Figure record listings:
* BEGIN *

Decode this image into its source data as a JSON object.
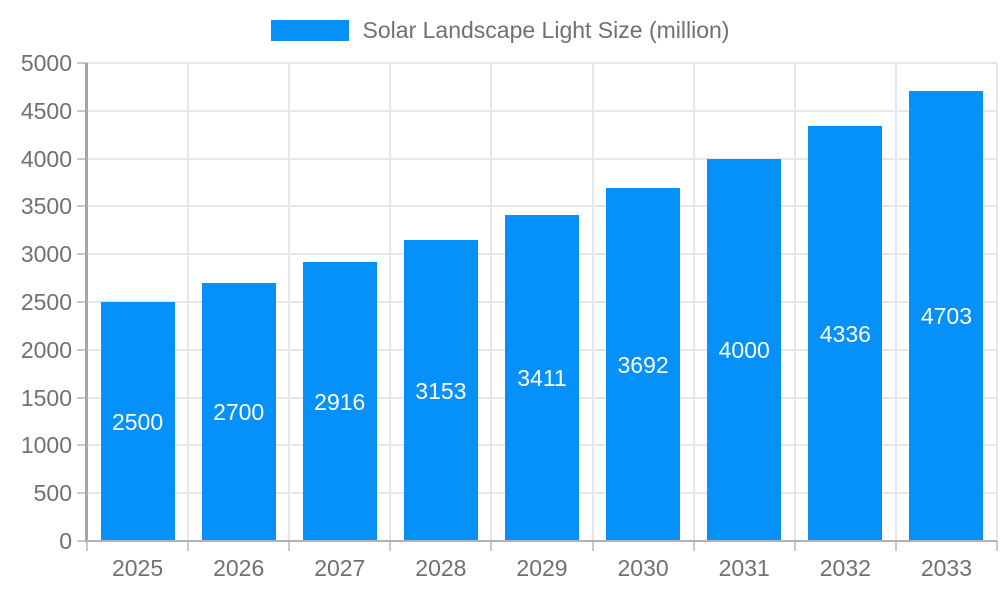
{
  "chart_data": {
    "type": "bar",
    "title": "Solar Landscape Light Size (million)",
    "categories": [
      "2025",
      "2026",
      "2027",
      "2028",
      "2029",
      "2030",
      "2031",
      "2032",
      "2033"
    ],
    "values": [
      2500,
      2700,
      2916,
      3153,
      3411,
      3692,
      4000,
      4336,
      4703
    ],
    "xlabel": "",
    "ylabel": "",
    "ylim": [
      0,
      5000
    ],
    "ytick_interval": 500,
    "ytick_labels": [
      "0",
      "500",
      "1000",
      "1500",
      "2000",
      "2500",
      "3000",
      "3500",
      "4000",
      "4500",
      "5000"
    ],
    "grid": true,
    "legend_position": "top-center",
    "value_label_position": "inside-center",
    "colors": {
      "bar": "#0590fa",
      "grid": "#e7e7e7",
      "axis_y": "#a5a5a5",
      "axis_x": "#b2b2b2",
      "tick": "#c9c9c9",
      "label": "#707070",
      "value_label": "#ffffff",
      "background": "#ffffff"
    }
  }
}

* END *

[Required task]
Print the complete listing exactly as it stands, without its pictures.

[Task response]
Decode this image into its source data as a JSON object.
{
  "chart_data": {
    "type": "bar",
    "title": "Solar Landscape Light Size (million)",
    "categories": [
      "2025",
      "2026",
      "2027",
      "2028",
      "2029",
      "2030",
      "2031",
      "2032",
      "2033"
    ],
    "values": [
      2500,
      2700,
      2916,
      3153,
      3411,
      3692,
      4000,
      4336,
      4703
    ],
    "xlabel": "",
    "ylabel": "",
    "ylim": [
      0,
      5000
    ],
    "ytick_interval": 500,
    "ytick_labels": [
      "0",
      "500",
      "1000",
      "1500",
      "2000",
      "2500",
      "3000",
      "3500",
      "4000",
      "4500",
      "5000"
    ],
    "grid": true,
    "legend_position": "top-center",
    "value_label_position": "inside-center",
    "colors": {
      "bar": "#0590fa",
      "grid": "#e7e7e7",
      "axis_y": "#a5a5a5",
      "axis_x": "#b2b2b2",
      "tick": "#c9c9c9",
      "label": "#707070",
      "value_label": "#ffffff",
      "background": "#ffffff"
    }
  }
}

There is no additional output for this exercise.